Records
++++++++++++++++++++

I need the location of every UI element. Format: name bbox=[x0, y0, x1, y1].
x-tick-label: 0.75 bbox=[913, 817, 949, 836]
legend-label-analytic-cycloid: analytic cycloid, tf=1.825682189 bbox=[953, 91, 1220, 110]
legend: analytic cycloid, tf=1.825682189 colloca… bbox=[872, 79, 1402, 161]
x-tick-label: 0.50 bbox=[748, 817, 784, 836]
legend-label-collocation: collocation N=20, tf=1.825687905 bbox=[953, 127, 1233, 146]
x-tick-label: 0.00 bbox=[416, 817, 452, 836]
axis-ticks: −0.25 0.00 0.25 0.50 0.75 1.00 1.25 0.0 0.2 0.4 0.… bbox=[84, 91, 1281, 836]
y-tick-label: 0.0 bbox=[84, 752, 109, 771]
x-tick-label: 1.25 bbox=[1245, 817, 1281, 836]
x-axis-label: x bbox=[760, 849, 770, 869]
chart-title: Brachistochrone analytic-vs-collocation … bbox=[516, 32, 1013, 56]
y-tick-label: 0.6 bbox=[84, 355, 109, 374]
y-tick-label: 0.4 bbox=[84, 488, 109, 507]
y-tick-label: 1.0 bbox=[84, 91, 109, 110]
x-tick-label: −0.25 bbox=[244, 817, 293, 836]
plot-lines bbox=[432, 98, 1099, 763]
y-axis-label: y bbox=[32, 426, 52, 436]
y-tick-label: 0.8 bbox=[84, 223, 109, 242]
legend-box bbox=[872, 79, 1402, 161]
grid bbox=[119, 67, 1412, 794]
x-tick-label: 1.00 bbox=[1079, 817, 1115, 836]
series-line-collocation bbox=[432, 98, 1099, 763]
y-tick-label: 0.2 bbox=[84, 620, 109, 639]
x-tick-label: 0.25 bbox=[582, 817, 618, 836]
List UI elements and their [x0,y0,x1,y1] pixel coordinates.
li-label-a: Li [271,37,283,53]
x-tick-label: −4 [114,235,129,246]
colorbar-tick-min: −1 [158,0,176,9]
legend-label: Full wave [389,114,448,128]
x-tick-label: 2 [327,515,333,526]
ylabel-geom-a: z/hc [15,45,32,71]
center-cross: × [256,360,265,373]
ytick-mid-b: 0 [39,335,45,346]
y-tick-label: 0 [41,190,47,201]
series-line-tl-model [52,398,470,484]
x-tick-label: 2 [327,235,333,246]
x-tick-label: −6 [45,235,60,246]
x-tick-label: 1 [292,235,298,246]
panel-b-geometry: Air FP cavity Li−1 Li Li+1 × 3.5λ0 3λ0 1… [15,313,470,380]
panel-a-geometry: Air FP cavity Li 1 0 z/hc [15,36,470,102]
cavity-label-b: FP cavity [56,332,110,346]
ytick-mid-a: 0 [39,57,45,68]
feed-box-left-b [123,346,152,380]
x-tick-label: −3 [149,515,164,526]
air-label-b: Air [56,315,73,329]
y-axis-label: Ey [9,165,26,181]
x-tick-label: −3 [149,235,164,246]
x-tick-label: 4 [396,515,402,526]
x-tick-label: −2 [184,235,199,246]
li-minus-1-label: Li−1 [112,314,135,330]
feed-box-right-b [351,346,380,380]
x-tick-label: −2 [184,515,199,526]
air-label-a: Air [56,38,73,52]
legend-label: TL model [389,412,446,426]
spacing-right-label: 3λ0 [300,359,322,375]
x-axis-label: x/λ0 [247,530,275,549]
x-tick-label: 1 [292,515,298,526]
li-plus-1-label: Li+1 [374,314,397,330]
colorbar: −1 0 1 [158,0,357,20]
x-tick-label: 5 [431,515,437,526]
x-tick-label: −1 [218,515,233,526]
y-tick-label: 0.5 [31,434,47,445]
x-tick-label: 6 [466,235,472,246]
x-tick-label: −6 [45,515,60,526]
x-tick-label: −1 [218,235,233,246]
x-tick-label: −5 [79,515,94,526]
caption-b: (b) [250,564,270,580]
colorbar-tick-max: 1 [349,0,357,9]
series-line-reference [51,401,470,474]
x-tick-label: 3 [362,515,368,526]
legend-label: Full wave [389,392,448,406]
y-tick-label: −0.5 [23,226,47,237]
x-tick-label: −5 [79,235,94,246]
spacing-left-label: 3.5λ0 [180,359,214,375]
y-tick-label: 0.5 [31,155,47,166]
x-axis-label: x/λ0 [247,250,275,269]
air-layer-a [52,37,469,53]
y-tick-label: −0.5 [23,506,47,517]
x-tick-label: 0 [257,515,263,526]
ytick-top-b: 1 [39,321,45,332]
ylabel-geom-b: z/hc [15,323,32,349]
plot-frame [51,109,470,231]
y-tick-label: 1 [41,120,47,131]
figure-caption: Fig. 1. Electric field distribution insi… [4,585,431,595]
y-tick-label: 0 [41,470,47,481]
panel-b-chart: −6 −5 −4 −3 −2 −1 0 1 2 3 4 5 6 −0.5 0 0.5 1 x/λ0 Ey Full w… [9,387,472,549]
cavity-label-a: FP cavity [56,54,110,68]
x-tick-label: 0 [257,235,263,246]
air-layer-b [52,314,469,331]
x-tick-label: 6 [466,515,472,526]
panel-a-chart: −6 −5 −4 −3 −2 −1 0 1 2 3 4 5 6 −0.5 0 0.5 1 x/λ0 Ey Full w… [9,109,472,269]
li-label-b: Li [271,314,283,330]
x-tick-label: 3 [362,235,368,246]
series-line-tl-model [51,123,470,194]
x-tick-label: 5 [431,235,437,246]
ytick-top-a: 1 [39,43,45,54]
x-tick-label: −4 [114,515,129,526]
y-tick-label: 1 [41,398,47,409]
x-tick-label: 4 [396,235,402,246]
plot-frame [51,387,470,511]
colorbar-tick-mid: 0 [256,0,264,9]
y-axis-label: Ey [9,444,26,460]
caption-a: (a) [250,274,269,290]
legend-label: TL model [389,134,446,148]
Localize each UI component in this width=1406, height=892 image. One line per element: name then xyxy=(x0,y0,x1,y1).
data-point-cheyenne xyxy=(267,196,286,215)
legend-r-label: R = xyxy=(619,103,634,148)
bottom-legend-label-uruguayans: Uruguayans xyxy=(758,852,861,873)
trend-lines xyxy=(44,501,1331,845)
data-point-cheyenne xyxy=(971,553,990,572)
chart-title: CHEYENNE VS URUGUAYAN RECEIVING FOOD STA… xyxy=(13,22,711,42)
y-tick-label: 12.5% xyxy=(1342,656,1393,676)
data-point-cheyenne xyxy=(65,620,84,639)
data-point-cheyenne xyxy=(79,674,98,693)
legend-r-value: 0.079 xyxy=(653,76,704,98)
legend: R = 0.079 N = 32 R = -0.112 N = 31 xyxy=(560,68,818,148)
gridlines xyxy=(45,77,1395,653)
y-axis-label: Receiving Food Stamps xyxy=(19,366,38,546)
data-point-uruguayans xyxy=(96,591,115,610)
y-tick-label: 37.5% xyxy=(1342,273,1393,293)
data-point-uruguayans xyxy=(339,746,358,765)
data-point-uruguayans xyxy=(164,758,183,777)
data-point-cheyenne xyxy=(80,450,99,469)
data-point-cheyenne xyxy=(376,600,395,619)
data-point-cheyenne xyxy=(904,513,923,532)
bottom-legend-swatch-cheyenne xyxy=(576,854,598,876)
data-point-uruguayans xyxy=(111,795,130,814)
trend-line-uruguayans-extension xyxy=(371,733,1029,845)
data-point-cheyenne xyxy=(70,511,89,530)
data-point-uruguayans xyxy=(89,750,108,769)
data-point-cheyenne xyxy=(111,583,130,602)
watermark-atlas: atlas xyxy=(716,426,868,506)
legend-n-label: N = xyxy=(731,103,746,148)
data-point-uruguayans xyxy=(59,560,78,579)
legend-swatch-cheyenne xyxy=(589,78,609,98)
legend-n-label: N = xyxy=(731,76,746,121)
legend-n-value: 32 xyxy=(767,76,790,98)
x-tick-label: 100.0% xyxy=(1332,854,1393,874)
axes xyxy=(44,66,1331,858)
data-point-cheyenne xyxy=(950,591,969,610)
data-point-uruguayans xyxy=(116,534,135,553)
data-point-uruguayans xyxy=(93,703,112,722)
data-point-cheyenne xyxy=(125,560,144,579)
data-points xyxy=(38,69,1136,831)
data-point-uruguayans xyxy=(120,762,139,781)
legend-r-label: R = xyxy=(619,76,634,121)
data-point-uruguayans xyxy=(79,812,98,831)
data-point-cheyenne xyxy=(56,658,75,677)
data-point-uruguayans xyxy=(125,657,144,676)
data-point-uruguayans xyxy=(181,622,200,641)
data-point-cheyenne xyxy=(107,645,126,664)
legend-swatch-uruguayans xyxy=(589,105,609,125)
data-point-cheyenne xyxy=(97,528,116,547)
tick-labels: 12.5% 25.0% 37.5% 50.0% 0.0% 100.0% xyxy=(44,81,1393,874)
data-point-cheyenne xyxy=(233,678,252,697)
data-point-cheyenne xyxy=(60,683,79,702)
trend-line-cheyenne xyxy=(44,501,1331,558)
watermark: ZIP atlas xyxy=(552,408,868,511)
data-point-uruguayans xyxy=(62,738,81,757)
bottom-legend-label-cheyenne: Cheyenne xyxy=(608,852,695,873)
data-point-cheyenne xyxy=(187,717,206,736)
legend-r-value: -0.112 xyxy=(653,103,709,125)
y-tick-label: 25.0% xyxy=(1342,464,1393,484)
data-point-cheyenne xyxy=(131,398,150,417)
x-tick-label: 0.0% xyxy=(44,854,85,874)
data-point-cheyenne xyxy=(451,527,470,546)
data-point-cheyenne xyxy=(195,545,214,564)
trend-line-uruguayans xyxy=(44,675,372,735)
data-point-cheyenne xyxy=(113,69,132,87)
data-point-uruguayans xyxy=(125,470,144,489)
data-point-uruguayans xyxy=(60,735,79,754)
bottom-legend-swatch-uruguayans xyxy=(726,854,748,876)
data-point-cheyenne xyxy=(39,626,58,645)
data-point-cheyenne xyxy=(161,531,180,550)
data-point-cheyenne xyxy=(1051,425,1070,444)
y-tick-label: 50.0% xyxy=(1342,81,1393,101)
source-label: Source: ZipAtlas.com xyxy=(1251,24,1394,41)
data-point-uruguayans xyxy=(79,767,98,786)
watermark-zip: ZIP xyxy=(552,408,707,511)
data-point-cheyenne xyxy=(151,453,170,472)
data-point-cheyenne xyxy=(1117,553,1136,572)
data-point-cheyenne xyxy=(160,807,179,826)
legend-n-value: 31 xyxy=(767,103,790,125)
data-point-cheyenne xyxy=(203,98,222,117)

++++++++++++++++++++

Present the listing from its first line through the line holding "y-tick-label: 1.0 bbox=[84, 91, 109, 110]", inclusive, as a Markdown table with the columns Row and Line. Skip any blank lines.

Correct output
| Row | Line |
|---|---|
| 1 | I need the location of every UI element. Format: name bbox=[x0, y0, x1, y1]. |
| 2 | x-tick-label: 0.75 bbox=[913, 817, 949, 836] |
| 3 | legend-label-analytic-cycloid: analytic cycloid, tf=1.825682189 bbox=[953, 91, 1220, 110] |
| 4 | legend: analytic cycloid, tf=1.825682189 colloca… bbox=[872, 79, 1402, 161] |
| 5 | x-tick-label: 0.50 bbox=[748, 817, 784, 836] |
| 6 | legend-label-collocation: collocation N=20, tf=1.825687905 bbox=[953, 127, 1233, 146] |
| 7 | x-tick-label: 0.00 bbox=[416, 817, 452, 836] |
| 8 | axis-ticks: −0.25 0.00 0.25 0.50 0.75 1.00 1.25 0.0 0.2 0.4 0.… bbox=[84, 91, 1281, 836] |
| 9 | y-tick-label: 0.0 bbox=[84, 752, 109, 771] |
| 10 | x-tick-label: 1.25 bbox=[1245, 817, 1281, 836] |
| 11 | x-axis-label: x bbox=[760, 849, 770, 869] |
| 12 | chart-title: Brachistochrone analytic-vs-collocation … bbox=[516, 32, 1013, 56] |
| 13 | y-tick-label: 0.6 bbox=[84, 355, 109, 374] |
| 14 | y-tick-label: 0.4 bbox=[84, 488, 109, 507] |
| 15 | y-tick-label: 1.0 bbox=[84, 91, 109, 110] |